* _DATA RECORDS_:

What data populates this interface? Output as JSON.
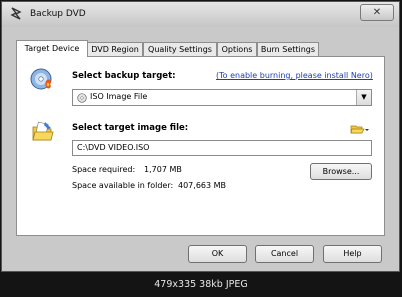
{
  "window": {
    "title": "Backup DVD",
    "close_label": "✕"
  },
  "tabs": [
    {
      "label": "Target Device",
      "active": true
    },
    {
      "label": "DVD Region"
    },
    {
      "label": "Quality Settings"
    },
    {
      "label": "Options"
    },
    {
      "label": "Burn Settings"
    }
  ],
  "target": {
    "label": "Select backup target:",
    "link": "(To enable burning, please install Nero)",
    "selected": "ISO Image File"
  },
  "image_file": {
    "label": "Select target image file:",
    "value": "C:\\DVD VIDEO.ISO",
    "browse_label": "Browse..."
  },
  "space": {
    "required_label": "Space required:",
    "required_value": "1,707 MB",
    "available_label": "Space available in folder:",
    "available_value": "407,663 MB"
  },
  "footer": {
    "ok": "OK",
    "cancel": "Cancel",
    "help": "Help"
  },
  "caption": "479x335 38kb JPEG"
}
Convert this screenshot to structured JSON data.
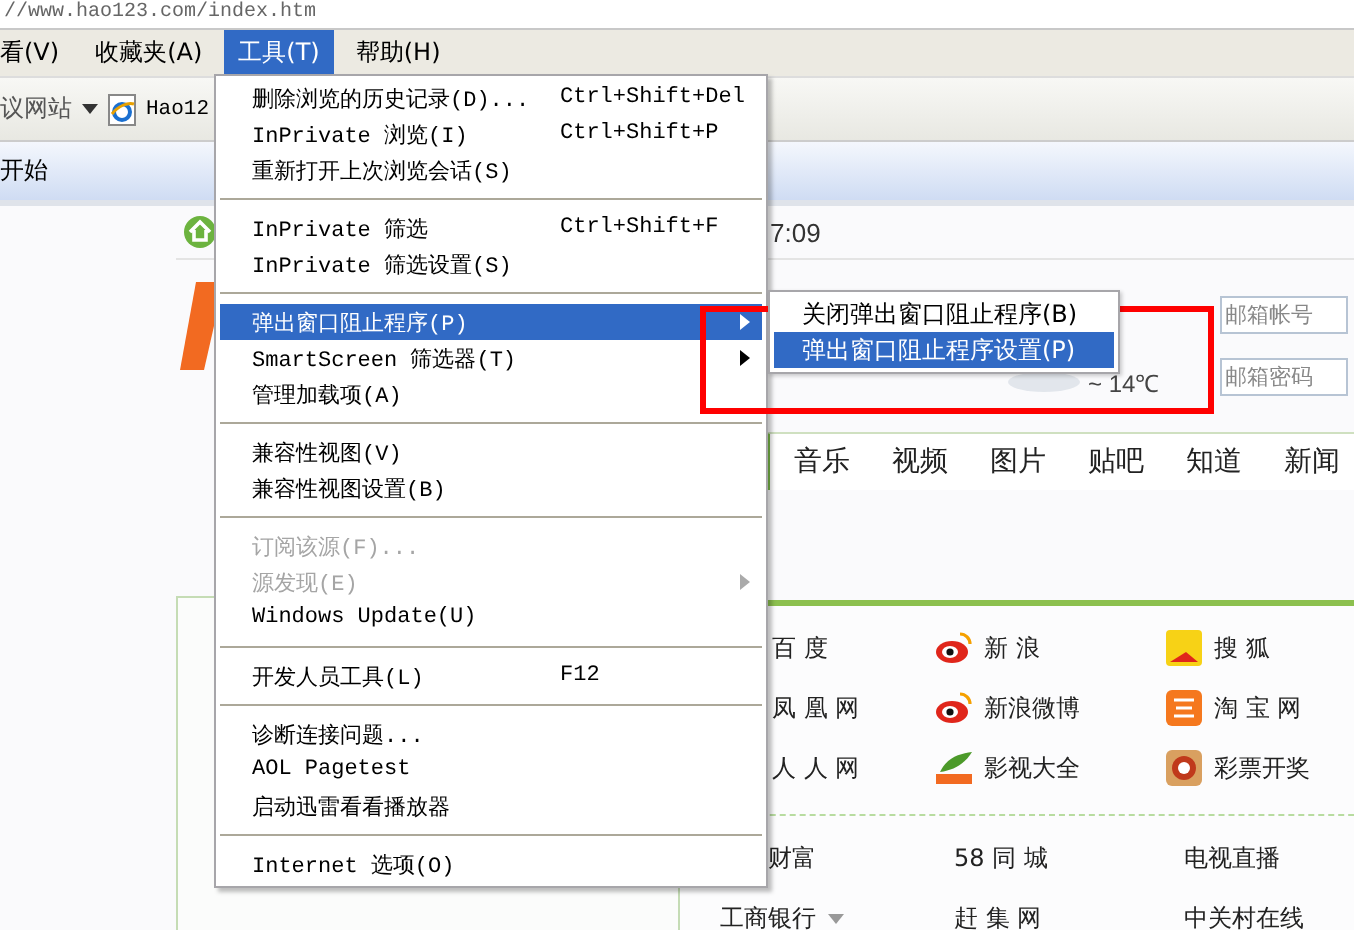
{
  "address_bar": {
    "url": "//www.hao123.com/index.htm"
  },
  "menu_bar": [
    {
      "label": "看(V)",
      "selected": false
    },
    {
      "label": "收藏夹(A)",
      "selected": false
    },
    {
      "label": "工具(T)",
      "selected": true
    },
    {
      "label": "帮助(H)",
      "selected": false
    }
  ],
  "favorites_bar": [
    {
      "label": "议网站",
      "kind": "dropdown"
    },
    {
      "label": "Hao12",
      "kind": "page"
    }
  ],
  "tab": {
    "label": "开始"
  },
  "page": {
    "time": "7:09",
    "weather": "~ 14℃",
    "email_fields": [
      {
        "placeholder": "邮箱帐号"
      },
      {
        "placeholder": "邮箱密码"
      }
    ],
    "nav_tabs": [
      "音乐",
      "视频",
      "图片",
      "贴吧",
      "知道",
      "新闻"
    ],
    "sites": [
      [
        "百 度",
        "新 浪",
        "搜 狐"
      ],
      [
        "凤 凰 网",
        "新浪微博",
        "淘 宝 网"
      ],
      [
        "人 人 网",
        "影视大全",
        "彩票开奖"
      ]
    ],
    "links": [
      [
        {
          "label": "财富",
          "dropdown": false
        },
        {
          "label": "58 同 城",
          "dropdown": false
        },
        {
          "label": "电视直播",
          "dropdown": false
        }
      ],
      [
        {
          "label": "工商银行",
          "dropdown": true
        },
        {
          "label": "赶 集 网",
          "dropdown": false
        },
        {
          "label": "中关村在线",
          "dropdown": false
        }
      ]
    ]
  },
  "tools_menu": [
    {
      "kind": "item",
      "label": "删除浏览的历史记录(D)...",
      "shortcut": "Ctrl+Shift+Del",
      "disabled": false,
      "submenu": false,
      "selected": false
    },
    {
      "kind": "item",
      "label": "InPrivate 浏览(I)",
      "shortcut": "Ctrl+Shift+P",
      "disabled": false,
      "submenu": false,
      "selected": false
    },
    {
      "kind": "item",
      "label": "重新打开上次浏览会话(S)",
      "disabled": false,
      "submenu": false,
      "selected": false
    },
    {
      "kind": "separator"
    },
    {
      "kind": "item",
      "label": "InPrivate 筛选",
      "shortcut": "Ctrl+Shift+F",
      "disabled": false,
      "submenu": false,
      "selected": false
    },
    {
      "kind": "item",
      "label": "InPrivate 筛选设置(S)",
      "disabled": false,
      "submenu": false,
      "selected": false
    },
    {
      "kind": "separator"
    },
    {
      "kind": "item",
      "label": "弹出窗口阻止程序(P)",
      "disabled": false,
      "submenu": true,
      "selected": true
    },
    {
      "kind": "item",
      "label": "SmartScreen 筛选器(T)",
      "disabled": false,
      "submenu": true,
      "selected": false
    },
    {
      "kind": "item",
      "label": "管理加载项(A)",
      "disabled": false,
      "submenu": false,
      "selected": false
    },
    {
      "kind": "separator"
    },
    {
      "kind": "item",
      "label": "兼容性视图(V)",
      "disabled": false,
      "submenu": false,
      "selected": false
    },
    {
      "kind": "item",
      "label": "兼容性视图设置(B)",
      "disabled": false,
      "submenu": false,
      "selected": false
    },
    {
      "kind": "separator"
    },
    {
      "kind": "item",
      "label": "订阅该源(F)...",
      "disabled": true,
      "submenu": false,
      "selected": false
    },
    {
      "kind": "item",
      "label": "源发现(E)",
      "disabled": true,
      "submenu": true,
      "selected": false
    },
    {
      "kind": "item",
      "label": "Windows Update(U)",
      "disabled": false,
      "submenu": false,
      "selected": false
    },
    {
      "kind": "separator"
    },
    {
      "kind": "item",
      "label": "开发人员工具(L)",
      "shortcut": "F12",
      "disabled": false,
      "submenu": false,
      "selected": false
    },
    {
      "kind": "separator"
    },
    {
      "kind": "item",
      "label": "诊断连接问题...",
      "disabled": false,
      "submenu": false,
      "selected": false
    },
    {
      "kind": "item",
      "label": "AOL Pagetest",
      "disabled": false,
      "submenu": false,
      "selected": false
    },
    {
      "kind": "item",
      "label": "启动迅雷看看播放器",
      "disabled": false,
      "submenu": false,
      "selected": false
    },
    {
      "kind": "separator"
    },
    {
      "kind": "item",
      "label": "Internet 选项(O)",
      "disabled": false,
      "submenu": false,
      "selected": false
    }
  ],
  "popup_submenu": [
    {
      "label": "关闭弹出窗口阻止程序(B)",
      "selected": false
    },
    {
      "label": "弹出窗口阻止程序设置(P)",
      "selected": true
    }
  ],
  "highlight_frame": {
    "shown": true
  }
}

* _YOUR INSTRUCTIONS_:
Copy every line of the data exactly as written, excluding the pictures.

* _RESULT_:
What data populates this interface? Output as JSON.
{
  "window": {
    "title": "Backup DVD",
    "close_label": "✕"
  },
  "tabs": [
    {
      "label": "Target Device",
      "active": true
    },
    {
      "label": "DVD Region"
    },
    {
      "label": "Quality Settings"
    },
    {
      "label": "Options"
    },
    {
      "label": "Burn Settings"
    }
  ],
  "target": {
    "label": "Select backup target:",
    "link": "(To enable burning, please install Nero)",
    "selected": "ISO Image File"
  },
  "image_file": {
    "label": "Select target image file:",
    "value": "C:\\DVD VIDEO.ISO",
    "browse_label": "Browse..."
  },
  "space": {
    "required_label": "Space required:",
    "required_value": "1,707 MB",
    "available_label": "Space available in folder:",
    "available_value": "407,663 MB"
  },
  "footer": {
    "ok": "OK",
    "cancel": "Cancel",
    "help": "Help"
  },
  "caption": "479x335 38kb JPEG"
}
Convert this screenshot to structured JSON data.
{
  "address_bar": {
    "url": "//www.hao123.com/index.htm"
  },
  "menu_bar": [
    {
      "label": "看(V)",
      "selected": false
    },
    {
      "label": "收藏夹(A)",
      "selected": false
    },
    {
      "label": "工具(T)",
      "selected": true
    },
    {
      "label": "帮助(H)",
      "selected": false
    }
  ],
  "favorites_bar": [
    {
      "label": "议网站",
      "kind": "dropdown"
    },
    {
      "label": "Hao12",
      "kind": "page"
    }
  ],
  "tab": {
    "label": "开始"
  },
  "page": {
    "time": "7:09",
    "weather": "~ 14℃",
    "email_fields": [
      {
        "placeholder": "邮箱帐号"
      },
      {
        "placeholder": "邮箱密码"
      }
    ],
    "nav_tabs": [
      "音乐",
      "视频",
      "图片",
      "贴吧",
      "知道",
      "新闻"
    ],
    "sites": [
      [
        "百 度",
        "新 浪",
        "搜 狐"
      ],
      [
        "凤 凰 网",
        "新浪微博",
        "淘 宝 网"
      ],
      [
        "人 人 网",
        "影视大全",
        "彩票开奖"
      ]
    ],
    "links": [
      [
        {
          "label": "财富",
          "dropdown": false
        },
        {
          "label": "58 同 城",
          "dropdown": false
        },
        {
          "label": "电视直播",
          "dropdown": false
        }
      ],
      [
        {
          "label": "工商银行",
          "dropdown": true
        },
        {
          "label": "赶 集 网",
          "dropdown": false
        },
        {
          "label": "中关村在线",
          "dropdown": false
        }
      ]
    ]
  },
  "tools_menu": [
    {
      "kind": "item",
      "label": "删除浏览的历史记录(D)...",
      "shortcut": "Ctrl+Shift+Del",
      "disabled": false,
      "submenu": false,
      "selected": false
    },
    {
      "kind": "item",
      "label": "InPrivate 浏览(I)",
      "shortcut": "Ctrl+Shift+P",
      "disabled": false,
      "submenu": false,
      "selected": false
    },
    {
      "kind": "item",
      "label": "重新打开上次浏览会话(S)",
      "disabled": false,
      "submenu": false,
      "selected": false
    },
    {
      "kind": "separator"
    },
    {
      "kind": "item",
      "label": "InPrivate 筛选",
      "shortcut": "Ctrl+Shift+F",
      "disabled": false,
      "submenu": false,
      "selected": false
    },
    {
      "kind": "item",
      "label": "InPrivate 筛选设置(S)",
      "disabled": false,
      "submenu": false,
      "selected": false
    },
    {
      "kind": "separator"
    },
    {
      "kind": "item",
      "label": "弹出窗口阻止程序(P)",
      "disabled": false,
      "submenu": true,
      "selected": true
    },
    {
      "kind": "item",
      "label": "SmartScreen 筛选器(T)",
      "disabled": false,
      "submenu": true,
      "selected": false
    },
    {
      "kind": "item",
      "label": "管理加载项(A)",
      "disabled": false,
      "submenu": false,
      "selected": false
    },
    {
      "kind": "separator"
    },
    {
      "kind": "item",
      "label": "兼容性视图(V)",
      "disabled": false,
      "submenu": false,
      "selected": false
    },
    {
      "kind": "item",
      "label": "兼容性视图设置(B)",
      "disabled": false,
      "submenu": false,
      "selected": false
    },
    {
      "kind": "separator"
    },
    {
      "kind": "item",
      "label": "订阅该源(F)...",
      "disabled": true,
      "submenu": false,
      "selected": false
    },
    {
      "kind": "item",
      "label": "源发现(E)",
      "disabled": true,
      "submenu": true,
      "selected": false
    },
    {
      "kind": "item",
      "label": "Windows Update(U)",
      "disabled": false,
      "submenu": false,
      "selected": false
    },
    {
      "kind": "separator"
    },
    {
      "kind": "item",
      "label": "开发人员工具(L)",
      "shortcut": "F12",
      "disabled": false,
      "submenu": false,
      "selected": false
    },
    {
      "kind": "separator"
    },
    {
      "kind": "item",
      "label": "诊断连接问题...",
      "disabled": false,
      "submenu": false,
      "selected": false
    },
    {
      "kind": "item",
      "label": "AOL Pagetest",
      "disabled": false,
      "submenu": false,
      "selected": false
    },
    {
      "kind": "item",
      "label": "启动迅雷看看播放器",
      "disabled": false,
      "submenu": false,
      "selected": false
    },
    {
      "kind": "separator"
    },
    {
      "kind": "item",
      "label": "Internet 选项(O)",
      "disabled": false,
      "submenu": false,
      "selected": false
    }
  ],
  "popup_submenu": [
    {
      "label": "关闭弹出窗口阻止程序(B)",
      "selected": false
    },
    {
      "label": "弹出窗口阻止程序设置(P)",
      "selected": true
    }
  ],
  "highlight_frame": {
    "shown": true
  }
}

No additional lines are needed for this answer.